Task to complete
Reproduce the entries word for word, and omit any picture you find in them.

Listed records
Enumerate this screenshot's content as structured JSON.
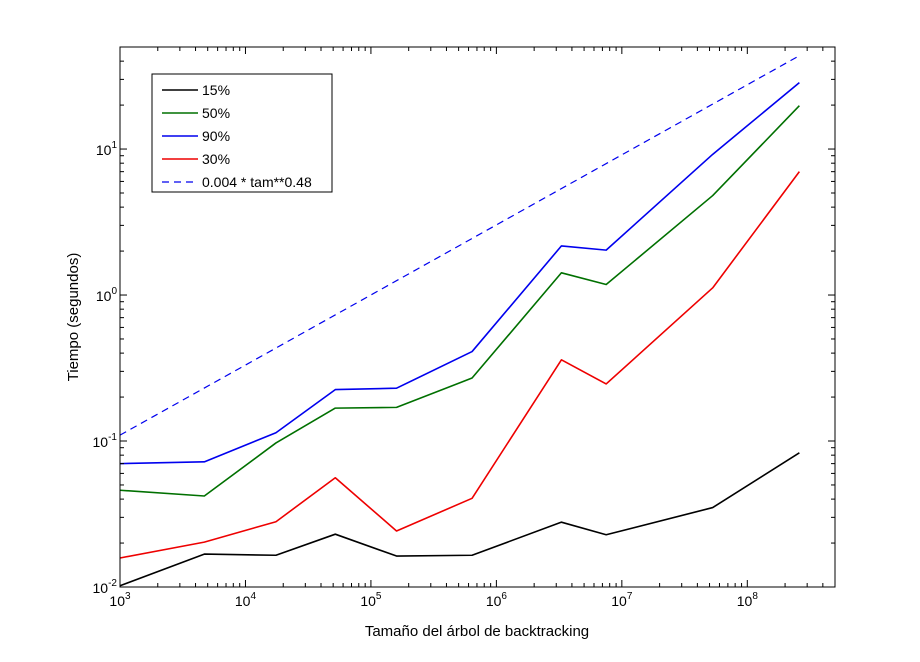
{
  "chart_data": {
    "type": "line",
    "xlabel": "Tamaño del árbol de backtracking",
    "ylabel": "Tiempo (segundos)",
    "xscale": "log",
    "yscale": "log",
    "xlim": [
      1000,
      500000000
    ],
    "ylim": [
      0.01,
      50
    ],
    "x_ticks": [
      {
        "base": "10",
        "exp": "3",
        "value": 1000
      },
      {
        "base": "10",
        "exp": "4",
        "value": 10000
      },
      {
        "base": "10",
        "exp": "5",
        "value": 100000
      },
      {
        "base": "10",
        "exp": "6",
        "value": 1000000
      },
      {
        "base": "10",
        "exp": "7",
        "value": 10000000
      },
      {
        "base": "10",
        "exp": "8",
        "value": 100000000
      }
    ],
    "y_ticks": [
      {
        "base": "10",
        "exp": "-2",
        "value": 0.01
      },
      {
        "base": "10",
        "exp": "-1",
        "value": 0.1
      },
      {
        "base": "10",
        "exp": "0",
        "value": 1
      },
      {
        "base": "10",
        "exp": "1",
        "value": 10
      }
    ],
    "legend_position": "top-left",
    "grid": false,
    "series": [
      {
        "name": "15%",
        "color": "#000000",
        "style": "solid",
        "x": [
          1000,
          4700,
          17500,
          52000,
          160000,
          640000,
          3300000,
          7500000,
          53000000,
          260000000
        ],
        "y": [
          0.0102,
          0.0168,
          0.0165,
          0.023,
          0.0163,
          0.0165,
          0.0278,
          0.0228,
          0.035,
          0.083
        ]
      },
      {
        "name": "50%",
        "color": "#007000",
        "style": "solid",
        "x": [
          1000,
          4700,
          17500,
          52000,
          160000,
          640000,
          3300000,
          7500000,
          53000000,
          260000000
        ],
        "y": [
          0.046,
          0.042,
          0.097,
          0.168,
          0.17,
          0.27,
          1.42,
          1.18,
          4.8,
          19.8
        ]
      },
      {
        "name": "90%",
        "color": "#0000ee",
        "style": "solid",
        "x": [
          1000,
          4700,
          17500,
          52000,
          160000,
          640000,
          3300000,
          7500000,
          53000000,
          260000000
        ],
        "y": [
          0.07,
          0.072,
          0.114,
          0.225,
          0.23,
          0.41,
          2.17,
          2.03,
          9.2,
          28.5
        ]
      },
      {
        "name": "30%",
        "color": "#ee0000",
        "style": "solid",
        "x": [
          1000,
          4700,
          17500,
          52000,
          160000,
          640000,
          3300000,
          7500000,
          53000000,
          260000000
        ],
        "y": [
          0.0158,
          0.0203,
          0.028,
          0.056,
          0.0242,
          0.0405,
          0.36,
          0.246,
          1.12,
          7.0
        ]
      },
      {
        "name": "0.004 * tam**0.48",
        "color": "#0000ee",
        "style": "dashed",
        "x": [
          1000,
          260000000
        ],
        "y": [
          0.1097,
          43.6
        ]
      }
    ]
  }
}
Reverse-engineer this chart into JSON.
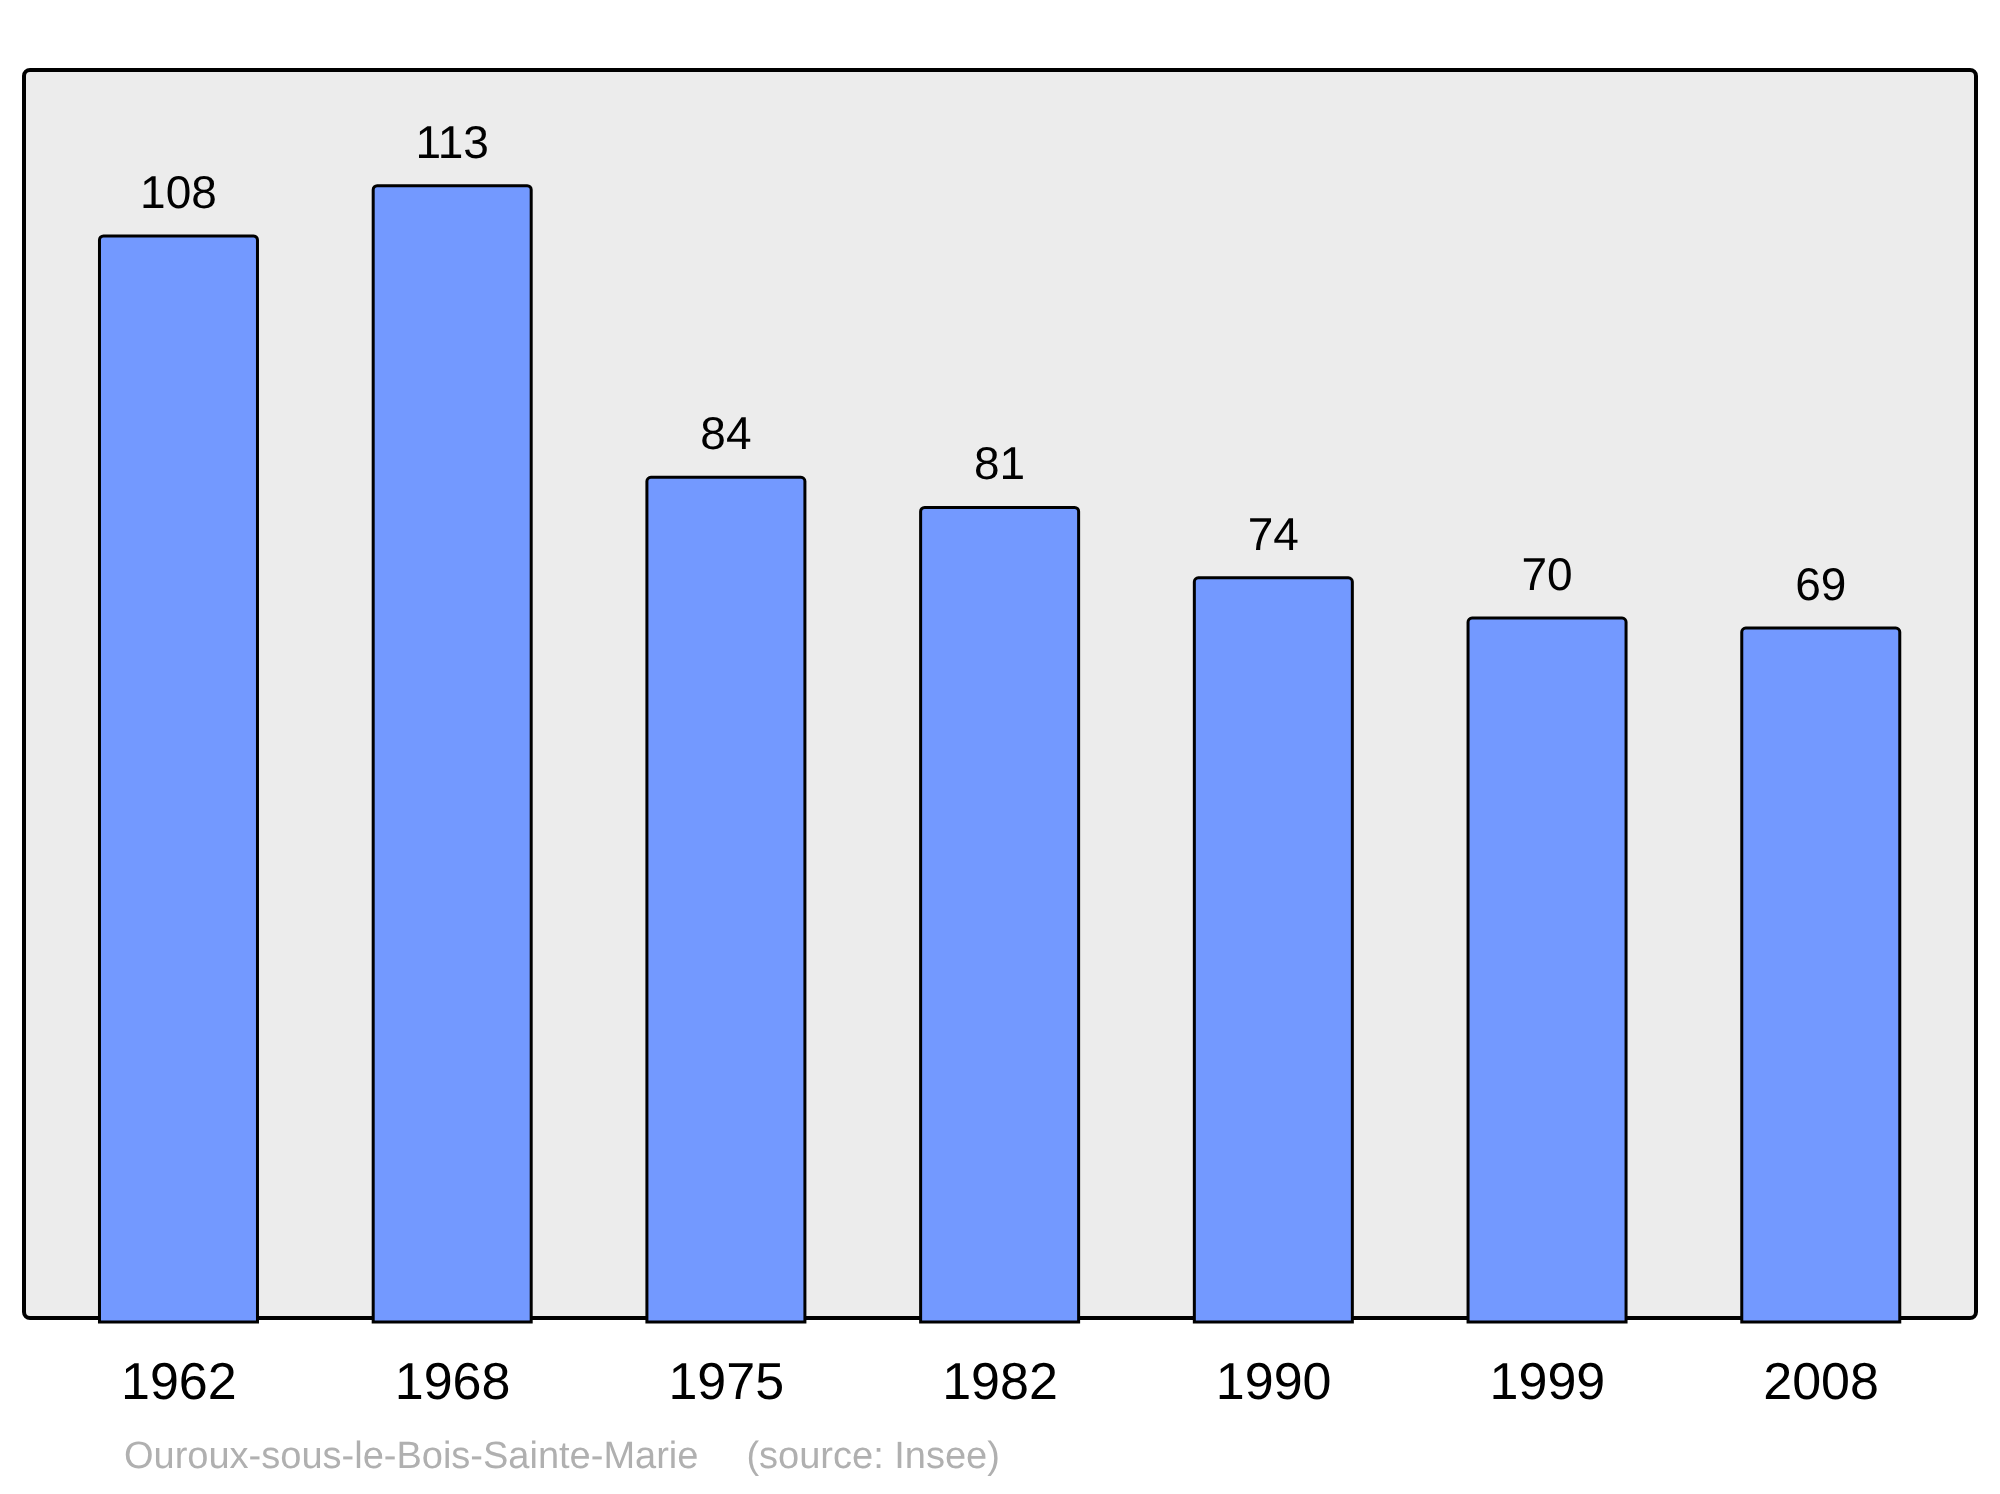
{
  "chart_data": {
    "type": "bar",
    "categories": [
      "1962",
      "1968",
      "1975",
      "1982",
      "1990",
      "1999",
      "2008"
    ],
    "values": [
      108,
      113,
      84,
      81,
      74,
      70,
      69
    ],
    "color": "#7399ff",
    "data_labels": true,
    "annotations": [
      "Ouroux-sous-le-Bois-Sainte-Marie",
      "(source: Insee)"
    ]
  }
}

Exercise result
Enumerate this screenshot's content as structured JSON.
{
  "chart_data": {
    "type": "line",
    "xlabel": "Tamaño del árbol de backtracking",
    "ylabel": "Tiempo (segundos)",
    "xscale": "log",
    "yscale": "log",
    "xlim": [
      1000,
      500000000
    ],
    "ylim": [
      0.01,
      50
    ],
    "x_ticks": [
      {
        "base": "10",
        "exp": "3",
        "value": 1000
      },
      {
        "base": "10",
        "exp": "4",
        "value": 10000
      },
      {
        "base": "10",
        "exp": "5",
        "value": 100000
      },
      {
        "base": "10",
        "exp": "6",
        "value": 1000000
      },
      {
        "base": "10",
        "exp": "7",
        "value": 10000000
      },
      {
        "base": "10",
        "exp": "8",
        "value": 100000000
      }
    ],
    "y_ticks": [
      {
        "base": "10",
        "exp": "-2",
        "value": 0.01
      },
      {
        "base": "10",
        "exp": "-1",
        "value": 0.1
      },
      {
        "base": "10",
        "exp": "0",
        "value": 1
      },
      {
        "base": "10",
        "exp": "1",
        "value": 10
      }
    ],
    "legend_position": "top-left",
    "grid": false,
    "series": [
      {
        "name": "15%",
        "color": "#000000",
        "style": "solid",
        "x": [
          1000,
          4700,
          17500,
          52000,
          160000,
          640000,
          3300000,
          7500000,
          53000000,
          260000000
        ],
        "y": [
          0.0102,
          0.0168,
          0.0165,
          0.023,
          0.0163,
          0.0165,
          0.0278,
          0.0228,
          0.035,
          0.083
        ]
      },
      {
        "name": "50%",
        "color": "#007000",
        "style": "solid",
        "x": [
          1000,
          4700,
          17500,
          52000,
          160000,
          640000,
          3300000,
          7500000,
          53000000,
          260000000
        ],
        "y": [
          0.046,
          0.042,
          0.097,
          0.168,
          0.17,
          0.27,
          1.42,
          1.18,
          4.8,
          19.8
        ]
      },
      {
        "name": "90%",
        "color": "#0000ee",
        "style": "solid",
        "x": [
          1000,
          4700,
          17500,
          52000,
          160000,
          640000,
          3300000,
          7500000,
          53000000,
          260000000
        ],
        "y": [
          0.07,
          0.072,
          0.114,
          0.225,
          0.23,
          0.41,
          2.17,
          2.03,
          9.2,
          28.5
        ]
      },
      {
        "name": "30%",
        "color": "#ee0000",
        "style": "solid",
        "x": [
          1000,
          4700,
          17500,
          52000,
          160000,
          640000,
          3300000,
          7500000,
          53000000,
          260000000
        ],
        "y": [
          0.0158,
          0.0203,
          0.028,
          0.056,
          0.0242,
          0.0405,
          0.36,
          0.246,
          1.12,
          7.0
        ]
      },
      {
        "name": "0.004 * tam**0.48",
        "color": "#0000ee",
        "style": "dashed",
        "x": [
          1000,
          260000000
        ],
        "y": [
          0.1097,
          43.6
        ]
      }
    ]
  }
}
Reverse-engineer this chart into JSON.
{
  "chart_data": {
    "type": "bar",
    "categories": [
      "1962",
      "1968",
      "1975",
      "1982",
      "1990",
      "1999",
      "2008"
    ],
    "values": [
      108,
      113,
      84,
      81,
      74,
      70,
      69
    ],
    "color": "#7399ff",
    "data_labels": true,
    "annotations": [
      "Ouroux-sous-le-Bois-Sainte-Marie",
      "(source: Insee)"
    ]
  }
}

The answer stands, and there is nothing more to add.